● **Task instructions**
Please print all of the material below, word for word.

--- BEGIN Data ---

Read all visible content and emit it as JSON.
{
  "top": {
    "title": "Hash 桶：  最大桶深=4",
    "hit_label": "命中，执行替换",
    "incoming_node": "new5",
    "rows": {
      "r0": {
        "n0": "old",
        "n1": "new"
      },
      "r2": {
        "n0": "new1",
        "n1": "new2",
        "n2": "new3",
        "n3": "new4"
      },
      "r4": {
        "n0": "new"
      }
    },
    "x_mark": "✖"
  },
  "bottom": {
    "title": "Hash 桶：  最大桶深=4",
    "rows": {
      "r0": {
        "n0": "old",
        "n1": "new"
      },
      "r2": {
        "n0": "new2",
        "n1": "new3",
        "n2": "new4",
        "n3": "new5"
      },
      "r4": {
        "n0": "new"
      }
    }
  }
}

--- END Data ---

● **Output for this task**
Read all visible content and emit it as JSON.
{
  "top": {
    "title": "Hash 桶：  最大桶深=4",
    "hit_label": "命中，执行替换",
    "incoming_node": "new5",
    "rows": {
      "r0": {
        "n0": "old",
        "n1": "new"
      },
      "r2": {
        "n0": "new1",
        "n1": "new2",
        "n2": "new3",
        "n3": "new4"
      },
      "r4": {
        "n0": "new"
      }
    },
    "x_mark": "✖"
  },
  "bottom": {
    "title": "Hash 桶：  最大桶深=4",
    "rows": {
      "r0": {
        "n0": "old",
        "n1": "new"
      },
      "r2": {
        "n0": "new2",
        "n1": "new3",
        "n2": "new4",
        "n3": "new5"
      },
      "r4": {
        "n0": "new"
      }
    }
  }
}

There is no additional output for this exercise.